Watershed OpenCV

The watershed algorithm is a classic algorithm used for segmentation and is especially useful when extracting touching or overlapping objects in images, such as the coins in the figure above.

Using traditional image processing methods such as thresholding and contour detection, we would be unable to extract each individual coin from the image — but by leveraging the watershed algorithm, we are able to detect and extract each coin without a problem.

When utilizing the watershed algorithm we must start with user-defined markers. These markers can be either manually defined via point-and-click, or we can automatically or heuristically define them using methods such as thresholding and/or morphological operations.

Based on these markers, the watershed algorithm treats pixels in our input image as local elevation (called a topography) — the method “floods” valleys, starting from the markers and moving outwards, until the valleys of different markers meet each other. In order to obtain an accurate watershed segmentation, the markers must be correctly placed.

**SET TASK 1**:
In the watershed text, what must be correctly placed to get an accurate watershed segmentation?
**SET TASK 2**:
Carry on with the watershed text after its final sentence.

**DATASET ROWS**:
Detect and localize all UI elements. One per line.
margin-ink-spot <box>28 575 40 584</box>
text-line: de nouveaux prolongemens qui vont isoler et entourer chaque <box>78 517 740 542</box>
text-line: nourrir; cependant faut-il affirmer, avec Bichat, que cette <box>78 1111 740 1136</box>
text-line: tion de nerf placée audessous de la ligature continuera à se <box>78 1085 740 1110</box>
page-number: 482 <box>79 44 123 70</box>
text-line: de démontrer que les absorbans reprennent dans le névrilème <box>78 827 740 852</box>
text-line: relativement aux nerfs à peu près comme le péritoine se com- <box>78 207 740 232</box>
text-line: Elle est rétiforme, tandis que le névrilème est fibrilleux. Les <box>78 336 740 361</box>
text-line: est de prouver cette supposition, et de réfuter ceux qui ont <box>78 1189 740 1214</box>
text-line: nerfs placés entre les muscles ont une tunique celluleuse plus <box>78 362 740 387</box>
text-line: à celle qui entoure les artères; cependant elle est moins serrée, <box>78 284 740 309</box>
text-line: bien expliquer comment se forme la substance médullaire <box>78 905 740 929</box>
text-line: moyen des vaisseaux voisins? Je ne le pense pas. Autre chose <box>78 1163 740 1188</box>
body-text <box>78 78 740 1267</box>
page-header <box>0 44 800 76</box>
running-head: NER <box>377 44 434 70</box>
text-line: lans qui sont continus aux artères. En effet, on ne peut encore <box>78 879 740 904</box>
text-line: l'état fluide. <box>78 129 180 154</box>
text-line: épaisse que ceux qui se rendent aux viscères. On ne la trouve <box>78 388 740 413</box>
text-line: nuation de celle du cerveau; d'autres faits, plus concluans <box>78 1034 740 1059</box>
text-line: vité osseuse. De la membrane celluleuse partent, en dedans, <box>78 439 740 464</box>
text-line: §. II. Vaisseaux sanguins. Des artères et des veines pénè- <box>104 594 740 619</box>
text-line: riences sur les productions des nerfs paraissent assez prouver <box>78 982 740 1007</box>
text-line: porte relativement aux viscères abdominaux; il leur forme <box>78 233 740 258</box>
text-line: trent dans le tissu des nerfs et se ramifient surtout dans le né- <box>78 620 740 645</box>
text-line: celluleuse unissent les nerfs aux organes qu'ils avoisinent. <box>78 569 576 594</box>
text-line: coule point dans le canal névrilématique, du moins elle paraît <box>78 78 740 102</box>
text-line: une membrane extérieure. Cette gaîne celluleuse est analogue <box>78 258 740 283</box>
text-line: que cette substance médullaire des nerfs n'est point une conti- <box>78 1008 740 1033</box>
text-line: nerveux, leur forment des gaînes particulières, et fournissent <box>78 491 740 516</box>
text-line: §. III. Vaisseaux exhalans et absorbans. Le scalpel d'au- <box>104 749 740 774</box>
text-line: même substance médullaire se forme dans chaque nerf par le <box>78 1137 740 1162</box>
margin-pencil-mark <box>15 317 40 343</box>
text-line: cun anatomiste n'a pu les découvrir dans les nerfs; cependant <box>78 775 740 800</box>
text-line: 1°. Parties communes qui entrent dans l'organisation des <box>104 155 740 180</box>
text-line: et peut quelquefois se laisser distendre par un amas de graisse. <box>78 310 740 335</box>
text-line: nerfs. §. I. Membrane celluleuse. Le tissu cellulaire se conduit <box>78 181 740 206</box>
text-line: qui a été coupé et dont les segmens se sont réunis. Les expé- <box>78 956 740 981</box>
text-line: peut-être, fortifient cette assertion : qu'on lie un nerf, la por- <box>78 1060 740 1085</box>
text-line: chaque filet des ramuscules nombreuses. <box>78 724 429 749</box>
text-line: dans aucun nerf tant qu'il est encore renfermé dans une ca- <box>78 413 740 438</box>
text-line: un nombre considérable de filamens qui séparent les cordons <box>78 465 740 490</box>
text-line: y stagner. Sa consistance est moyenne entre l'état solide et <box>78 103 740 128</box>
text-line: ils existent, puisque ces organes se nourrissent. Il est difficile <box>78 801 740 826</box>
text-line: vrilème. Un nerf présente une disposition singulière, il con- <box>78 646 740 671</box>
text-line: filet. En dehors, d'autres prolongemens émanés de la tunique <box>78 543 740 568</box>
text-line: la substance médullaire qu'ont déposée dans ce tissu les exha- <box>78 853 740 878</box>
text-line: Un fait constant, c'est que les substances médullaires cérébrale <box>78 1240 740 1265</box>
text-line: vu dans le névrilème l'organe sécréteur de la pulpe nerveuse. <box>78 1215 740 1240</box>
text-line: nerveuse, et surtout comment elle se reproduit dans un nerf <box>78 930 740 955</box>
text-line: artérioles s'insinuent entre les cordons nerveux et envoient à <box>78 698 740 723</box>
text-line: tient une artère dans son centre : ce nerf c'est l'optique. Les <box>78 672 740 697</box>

--

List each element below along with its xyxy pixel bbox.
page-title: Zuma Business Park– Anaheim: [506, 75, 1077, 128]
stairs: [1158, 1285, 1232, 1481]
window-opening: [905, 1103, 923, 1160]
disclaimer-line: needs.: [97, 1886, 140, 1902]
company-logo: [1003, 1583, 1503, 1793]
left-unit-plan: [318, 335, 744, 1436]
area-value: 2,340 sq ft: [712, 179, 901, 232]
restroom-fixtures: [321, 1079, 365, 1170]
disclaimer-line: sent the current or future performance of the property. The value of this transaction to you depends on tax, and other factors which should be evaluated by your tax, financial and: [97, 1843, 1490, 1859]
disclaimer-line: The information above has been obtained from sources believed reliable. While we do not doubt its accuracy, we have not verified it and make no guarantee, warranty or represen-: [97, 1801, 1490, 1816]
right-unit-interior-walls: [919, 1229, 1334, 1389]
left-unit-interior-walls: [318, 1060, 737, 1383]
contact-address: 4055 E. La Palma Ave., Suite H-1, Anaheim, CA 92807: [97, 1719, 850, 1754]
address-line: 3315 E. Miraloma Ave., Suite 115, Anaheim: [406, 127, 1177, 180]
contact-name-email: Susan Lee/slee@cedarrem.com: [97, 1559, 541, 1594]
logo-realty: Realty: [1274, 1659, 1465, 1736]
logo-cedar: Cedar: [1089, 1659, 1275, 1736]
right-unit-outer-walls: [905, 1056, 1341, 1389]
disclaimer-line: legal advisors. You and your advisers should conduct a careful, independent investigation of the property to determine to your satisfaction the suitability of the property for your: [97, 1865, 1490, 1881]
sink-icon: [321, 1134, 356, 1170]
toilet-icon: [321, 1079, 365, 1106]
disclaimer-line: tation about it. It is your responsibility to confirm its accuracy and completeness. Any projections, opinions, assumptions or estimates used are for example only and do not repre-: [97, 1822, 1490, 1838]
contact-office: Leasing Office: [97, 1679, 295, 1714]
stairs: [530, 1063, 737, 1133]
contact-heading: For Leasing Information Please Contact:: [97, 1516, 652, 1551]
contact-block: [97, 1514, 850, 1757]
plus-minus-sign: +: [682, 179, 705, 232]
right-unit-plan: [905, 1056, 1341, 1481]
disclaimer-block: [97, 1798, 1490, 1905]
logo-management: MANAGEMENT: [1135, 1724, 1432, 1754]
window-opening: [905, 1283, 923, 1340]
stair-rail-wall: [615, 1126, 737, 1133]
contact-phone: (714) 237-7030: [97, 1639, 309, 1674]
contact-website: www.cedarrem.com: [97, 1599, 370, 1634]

**TASK ANSWER 1**:
The markers.

**TASK ANSWER 2**:
In the remainder of this post, I’ll show you how to use the watershed algorithm to segment and extract objects in images that are both touching and overlapping. To accomplish this, we’ll be using a variety of Python packages including SciPy, scikit-image, and OpenCV.

Watershed OpenCV

In the above image you can see examples of objects that would be impossible to extract using simple thresholding and contour detection, Since these objects are touching, overlapping, or both, the contour extraction process would treat each group of touching objects as a single object rather than multiple objects.

The problem with basic thresholding and contour extraction

Let’s go ahead and demonstrate a limitation of simple thresholding and contour detection. Open up a new file, name it

contour_only.py

 , and let’s get coding:

# import the necessary packages
from __future__ import print_function
from skimage.feature import peak_local_max
from skimage.morphology import watershed
from scipy import ndimage
import argparse
import cv2

# construct the argument parse and parse the arguments
ap = argparse.ArgumentParser()
ap.add_argument("-i", "--image", required=True,
	help="path to input image")
args = vars(ap.parse_args())

# load the image and perform pyramid mean shift filtering
# to aid the thresholding step
image = cv2.imread(args["image"])
shifted = cv2.pyrMeanShiftFiltering(image, 21, 51)
cv2.imshow("Input", image)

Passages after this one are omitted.